| TO BE DONE |
[1] In the thread about the CPU launching GPU kernels without waiting, what happens to a kernel launch when the command queue is full?
[2] Please list each fact that the reply in the kernel-launch thread gives about the command queue.
[3] Extend the kernel-launch thread by writing what comes next after its final sentence.

| EXCERPTED TEXT |
What will happen when CPU keeps launching kernels without waiting, overloading the GPU?

I have a use case where all kernels will aggregate results to the same memory address. In this case the CPU keeps launching kernels without waiting, until all kernels are finished, then it reads the result address.

In this manner, since kernel launch is non-blocking, the CPU will inevitably overload the GPU, what is the expected consequence on the GPU & CPU side?

What I currently observe is that CPU seems to be somewhat busy, and the overall time is lengthened.

Thanks for the help!

The command queue into which the host emits kernel launches has a finite length. If the queue is full, a kernel launch becomes blocking, as the host has to wait for space in the queue to free up so the next kernel launch can be placed into the queue.

| PROVIDED INFORMATION |
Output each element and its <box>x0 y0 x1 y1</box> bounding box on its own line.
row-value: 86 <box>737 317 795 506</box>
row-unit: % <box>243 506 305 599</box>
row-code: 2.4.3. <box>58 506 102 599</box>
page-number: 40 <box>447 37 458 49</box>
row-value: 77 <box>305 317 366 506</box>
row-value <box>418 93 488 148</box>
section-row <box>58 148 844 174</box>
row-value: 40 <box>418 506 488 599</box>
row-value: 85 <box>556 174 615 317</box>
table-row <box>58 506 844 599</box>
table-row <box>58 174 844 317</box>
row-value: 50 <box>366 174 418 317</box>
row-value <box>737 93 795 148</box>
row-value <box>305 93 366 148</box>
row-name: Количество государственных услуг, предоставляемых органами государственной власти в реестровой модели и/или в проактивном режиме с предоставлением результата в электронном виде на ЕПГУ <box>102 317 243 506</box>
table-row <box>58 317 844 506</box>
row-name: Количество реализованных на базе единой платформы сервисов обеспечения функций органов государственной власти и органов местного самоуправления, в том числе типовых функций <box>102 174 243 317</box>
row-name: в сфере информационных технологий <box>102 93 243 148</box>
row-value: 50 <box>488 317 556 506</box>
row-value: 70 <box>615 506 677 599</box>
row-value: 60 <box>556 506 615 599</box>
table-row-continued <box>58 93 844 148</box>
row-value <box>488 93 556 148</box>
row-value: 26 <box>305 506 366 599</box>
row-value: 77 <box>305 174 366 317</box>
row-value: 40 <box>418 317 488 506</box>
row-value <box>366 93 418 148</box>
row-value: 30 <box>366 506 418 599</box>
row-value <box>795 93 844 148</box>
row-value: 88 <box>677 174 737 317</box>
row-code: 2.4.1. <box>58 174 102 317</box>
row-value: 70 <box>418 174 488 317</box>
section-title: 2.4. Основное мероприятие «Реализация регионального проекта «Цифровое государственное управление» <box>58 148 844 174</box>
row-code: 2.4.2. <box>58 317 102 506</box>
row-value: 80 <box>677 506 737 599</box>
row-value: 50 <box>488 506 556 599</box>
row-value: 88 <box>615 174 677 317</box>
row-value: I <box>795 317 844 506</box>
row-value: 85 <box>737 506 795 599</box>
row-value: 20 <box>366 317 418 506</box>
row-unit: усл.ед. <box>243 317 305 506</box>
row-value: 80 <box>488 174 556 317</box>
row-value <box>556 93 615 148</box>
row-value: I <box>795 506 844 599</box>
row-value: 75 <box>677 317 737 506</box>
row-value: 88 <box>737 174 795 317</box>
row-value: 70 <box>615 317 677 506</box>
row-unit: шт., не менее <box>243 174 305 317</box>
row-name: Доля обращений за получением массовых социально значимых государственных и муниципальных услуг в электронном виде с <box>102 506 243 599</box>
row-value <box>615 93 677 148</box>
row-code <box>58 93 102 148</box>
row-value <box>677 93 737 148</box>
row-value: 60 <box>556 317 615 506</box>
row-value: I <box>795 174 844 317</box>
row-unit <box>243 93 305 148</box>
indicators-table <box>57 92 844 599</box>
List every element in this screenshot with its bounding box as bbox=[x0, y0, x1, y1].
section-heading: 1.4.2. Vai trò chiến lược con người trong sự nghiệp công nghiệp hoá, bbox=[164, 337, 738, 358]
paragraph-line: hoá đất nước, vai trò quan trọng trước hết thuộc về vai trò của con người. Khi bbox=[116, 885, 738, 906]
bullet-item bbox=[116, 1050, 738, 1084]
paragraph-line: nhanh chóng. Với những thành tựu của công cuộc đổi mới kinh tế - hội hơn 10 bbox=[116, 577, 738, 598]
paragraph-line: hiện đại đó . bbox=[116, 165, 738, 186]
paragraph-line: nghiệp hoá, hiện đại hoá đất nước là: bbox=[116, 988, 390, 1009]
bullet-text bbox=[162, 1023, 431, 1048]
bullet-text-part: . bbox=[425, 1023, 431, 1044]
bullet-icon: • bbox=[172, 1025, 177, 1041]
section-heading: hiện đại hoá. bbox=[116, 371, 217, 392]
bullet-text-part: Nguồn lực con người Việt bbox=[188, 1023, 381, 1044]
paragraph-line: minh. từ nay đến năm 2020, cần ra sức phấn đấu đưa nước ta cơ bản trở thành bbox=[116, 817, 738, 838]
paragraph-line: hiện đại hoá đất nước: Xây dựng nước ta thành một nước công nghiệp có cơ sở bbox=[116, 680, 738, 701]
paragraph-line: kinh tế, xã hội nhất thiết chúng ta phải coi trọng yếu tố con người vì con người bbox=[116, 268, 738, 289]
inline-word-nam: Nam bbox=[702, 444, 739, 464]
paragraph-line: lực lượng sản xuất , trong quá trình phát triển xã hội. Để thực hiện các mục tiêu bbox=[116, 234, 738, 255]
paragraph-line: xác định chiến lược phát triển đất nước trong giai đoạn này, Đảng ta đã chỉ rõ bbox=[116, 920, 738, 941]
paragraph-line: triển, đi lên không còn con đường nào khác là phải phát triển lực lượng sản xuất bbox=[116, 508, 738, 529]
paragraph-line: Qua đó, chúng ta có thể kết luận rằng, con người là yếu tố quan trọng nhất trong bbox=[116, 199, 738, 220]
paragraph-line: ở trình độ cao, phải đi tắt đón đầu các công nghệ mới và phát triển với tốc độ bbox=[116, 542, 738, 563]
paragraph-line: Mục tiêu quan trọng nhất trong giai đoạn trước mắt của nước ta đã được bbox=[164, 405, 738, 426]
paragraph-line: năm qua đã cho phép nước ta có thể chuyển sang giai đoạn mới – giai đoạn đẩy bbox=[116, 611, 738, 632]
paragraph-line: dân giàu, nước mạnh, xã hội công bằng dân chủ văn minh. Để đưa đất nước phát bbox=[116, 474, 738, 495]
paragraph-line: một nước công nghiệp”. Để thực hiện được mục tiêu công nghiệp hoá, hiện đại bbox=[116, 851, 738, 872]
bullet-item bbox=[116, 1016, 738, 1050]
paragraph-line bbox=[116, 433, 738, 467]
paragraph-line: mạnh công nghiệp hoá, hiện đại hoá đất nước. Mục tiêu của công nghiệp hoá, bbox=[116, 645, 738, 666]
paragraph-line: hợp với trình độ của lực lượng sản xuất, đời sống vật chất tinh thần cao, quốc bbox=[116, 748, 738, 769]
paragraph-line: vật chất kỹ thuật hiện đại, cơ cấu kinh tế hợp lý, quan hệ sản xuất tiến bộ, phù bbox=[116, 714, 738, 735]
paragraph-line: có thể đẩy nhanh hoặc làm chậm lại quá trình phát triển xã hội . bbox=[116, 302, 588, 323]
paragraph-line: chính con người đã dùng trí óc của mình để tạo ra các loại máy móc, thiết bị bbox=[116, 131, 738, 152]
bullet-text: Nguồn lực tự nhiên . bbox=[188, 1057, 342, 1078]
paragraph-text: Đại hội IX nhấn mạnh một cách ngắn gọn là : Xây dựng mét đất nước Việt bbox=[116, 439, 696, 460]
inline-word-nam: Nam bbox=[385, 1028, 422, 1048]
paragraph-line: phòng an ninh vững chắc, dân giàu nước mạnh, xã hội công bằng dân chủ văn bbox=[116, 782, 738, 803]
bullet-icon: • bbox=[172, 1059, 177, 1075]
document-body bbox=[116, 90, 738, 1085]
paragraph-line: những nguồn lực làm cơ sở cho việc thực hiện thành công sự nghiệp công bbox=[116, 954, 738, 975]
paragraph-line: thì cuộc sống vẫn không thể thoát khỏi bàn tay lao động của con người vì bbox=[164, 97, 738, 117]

| SOLVED TASKS |
[1] The launch becomes blocking, because the host has to wait for space in the queue to free up before it can place the next kernel launch.

[2]
- The host emits kernel launches into it.
- It has a finite length.
- When it is full, a kernel launch becomes blocking.
- The host then has to wait for space in it to free up before it can place the next kernel launch.

[3]
In the past, people have reported in these forums on experiments they created to determine the depth of the GPU command queue. I seem to recall that they observed a depth on the order of 1000 kernel launches. Experiments over the years have shown that the maximum launch rate of null kernels holds steady at around 200,000 per second across multiple GPU generations, i.e. this is the maximum rate at which the GPU can drain the command queue.

The GPU command queue can, like any finite-sized buffer, only absorb a temporary imbalance between the producing and consuming sides. Generally one would want to strive for kernel execution times in the millisecond rather than microsecond range.

1 Like

Thanks! Very accurate description.